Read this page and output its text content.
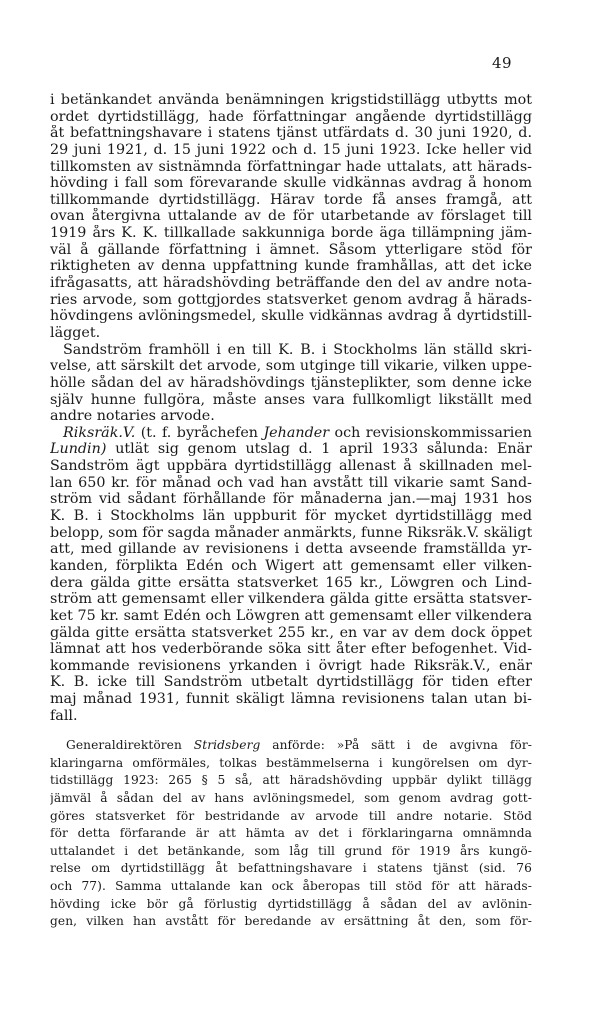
49
i betänkandet använda benämningen krigstidstillägg utbytts mot
ordet dyrtidstillägg, hade författningar angående dyrtidstillägg
åt befattningshavare i statens tjänst utfärdats d. 30 juni 1920, d.
29 juni 1921, d. 15 juni 1922 och d. 15 juni 1923. Icke heller vid
tillkomsten av sistnämnda författningar hade uttalats, att härads-
hövding i fall som förevarande skulle vidkännas avdrag å honom
tillkommande dyrtidstillägg. Härav torde få anses framgå, att
ovan återgivna uttalande av de för utarbetande av förslaget till
1919 års K. K. tillkallade sakkunniga borde äga tillämpning jäm-
väl å gällande författning i ämnet. Såsom ytterligare stöd för
riktigheten av denna uppfattning kunde framhållas, att det icke
ifrågasatts, att häradshövding beträffande den del av andre nota-
ries arvode, som gottgjordes statsverket genom avdrag å härads-
hövdingens avlöningsmedel, skulle vidkännas avdrag å dyrtidstill-
lägget.
Sandström framhöll i en till K. B. i Stockholms län ställd skri-
velse, att särskilt det arvode, som utginge till vikarie, vilken uppe-
hölle sådan del av häradshövdings tjänsteplikter, som denne icke
själv hunne fullgöra, måste anses vara fullkomligt likställt med
andre notaries arvode.
Riksräk.V. (t. f. byråchefen Jehander och revisionskommissarien
Lundin) utlät sig genom utslag d. 1 april 1933 sålunda: Enär
Sandström ägt uppbära dyrtidstillägg allenast å skillnaden mel-
lan 650 kr. för månad och vad han avstått till vikarie samt Sand-
ström vid sådant förhållande för månaderna jan.—maj 1931 hos
K. B. i Stockholms län uppburit för mycket dyrtidstillägg med
belopp, som för sagda månader anmärkts, funne Riksräk.V. skäligt
att, med gillande av revisionens i detta avseende framställda yr-
kanden, förplikta Edén och Wigert att gemensamt eller vilken-
dera gälda gitte ersätta statsverket 165 kr., Löwgren och Lind-
ström att gemensamt eller vilkendera gälda gitte ersätta statsver-
ket 75 kr. samt Edén och Löwgren att gemensamt eller vilkendera
gälda gitte ersätta statsverket 255 kr., en var av dem dock öppet
lämnat att hos vederbörande söka sitt åter efter befogenhet. Vid-
kommande revisionens yrkanden i övrigt hade Riksräk.V., enär
K. B. icke till Sandström utbetalt dyrtidstillägg för tiden efter
maj månad 1931, funnit skäligt lämna revisionens talan utan bi-
fall.
Generaldirektören Stridsberg anförde: »På sätt i de avgivna för-
klaringarna omförmäles, tolkas bestämmelserna i kungörelsen om dyr-
tidstillägg 1923: 265 § 5 så, att häradshövding uppbär dylikt tillägg
jämväl å sådan del av hans avlöningsmedel, som genom avdrag gott-
göres statsverket för bestridande av arvode till andre notarie. Stöd
för detta förfarande är att hämta av det i förklaringarna omnämnda
uttalandet i det betänkande, som låg till grund för 1919 års kungö-
relse om dyrtidstillägg åt befattningshavare i statens tjänst (sid. 76
och 77). Samma uttalande kan ock åberopas till stöd för att härads-
hövding icke bör gå förlustig dyrtidstillägg å sådan del av avlönin-
gen, vilken han avstått för beredande av ersättning åt den, som för-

- [What is required]:
Give back all of the material exactly, though without the images it contains.

- [Exercise output]:
Read this page and output its text content.
49
i betänkandet använda benämningen krigstidstillägg utbytts mot
ordet dyrtidstillägg, hade författningar angående dyrtidstillägg
åt befattningshavare i statens tjänst utfärdats d. 30 juni 1920, d.
29 juni 1921, d. 15 juni 1922 och d. 15 juni 1923. Icke heller vid
tillkomsten av sistnämnda författningar hade uttalats, att härads-
hövding i fall som förevarande skulle vidkännas avdrag å honom
tillkommande dyrtidstillägg. Härav torde få anses framgå, att
ovan återgivna uttalande av de för utarbetande av förslaget till
1919 års K. K. tillkallade sakkunniga borde äga tillämpning jäm-
väl å gällande författning i ämnet. Såsom ytterligare stöd för
riktigheten av denna uppfattning kunde framhållas, att det icke
ifrågasatts, att häradshövding beträffande den del av andre nota-
ries arvode, som gottgjordes statsverket genom avdrag å härads-
hövdingens avlöningsmedel, skulle vidkännas avdrag å dyrtidstill-
lägget.
Sandström framhöll i en till K. B. i Stockholms län ställd skri-
velse, att särskilt det arvode, som utginge till vikarie, vilken uppe-
hölle sådan del av häradshövdings tjänsteplikter, som denne icke
själv hunne fullgöra, måste anses vara fullkomligt likställt med
andre notaries arvode.
Riksräk.V. (t. f. byråchefen Jehander och revisionskommissarien
Lundin) utlät sig genom utslag d. 1 april 1933 sålunda: Enär
Sandström ägt uppbära dyrtidstillägg allenast å skillnaden mel-
lan 650 kr. för månad och vad han avstått till vikarie samt Sand-
ström vid sådant förhållande för månaderna jan.—maj 1931 hos
K. B. i Stockholms län uppburit för mycket dyrtidstillägg med
belopp, som för sagda månader anmärkts, funne Riksräk.V. skäligt
att, med gillande av revisionens i detta avseende framställda yr-
kanden, förplikta Edén och Wigert att gemensamt eller vilken-
dera gälda gitte ersätta statsverket 165 kr., Löwgren och Lind-
ström att gemensamt eller vilkendera gälda gitte ersätta statsver-
ket 75 kr. samt Edén och Löwgren att gemensamt eller vilkendera
gälda gitte ersätta statsverket 255 kr., en var av dem dock öppet
lämnat att hos vederbörande söka sitt åter efter befogenhet. Vid-
kommande revisionens yrkanden i övrigt hade Riksräk.V., enär
K. B. icke till Sandström utbetalt dyrtidstillägg för tiden efter
maj månad 1931, funnit skäligt lämna revisionens talan utan bi-
fall.
Generaldirektören Stridsberg anförde: »På sätt i de avgivna för-
klaringarna omförmäles, tolkas bestämmelserna i kungörelsen om dyr-
tidstillägg 1923: 265 § 5 så, att häradshövding uppbär dylikt tillägg
jämväl å sådan del av hans avlöningsmedel, som genom avdrag gott-
göres statsverket för bestridande av arvode till andre notarie. Stöd
för detta förfarande är att hämta av det i förklaringarna omnämnda
uttalandet i det betänkande, som låg till grund för 1919 års kungö-
relse om dyrtidstillägg åt befattningshavare i statens tjänst (sid. 76
och 77). Samma uttalande kan ock åberopas till stöd för att härads-
hövding icke bör gå förlustig dyrtidstillägg å sådan del av avlönin-
gen, vilken han avstått för beredande av ersättning åt den, som för-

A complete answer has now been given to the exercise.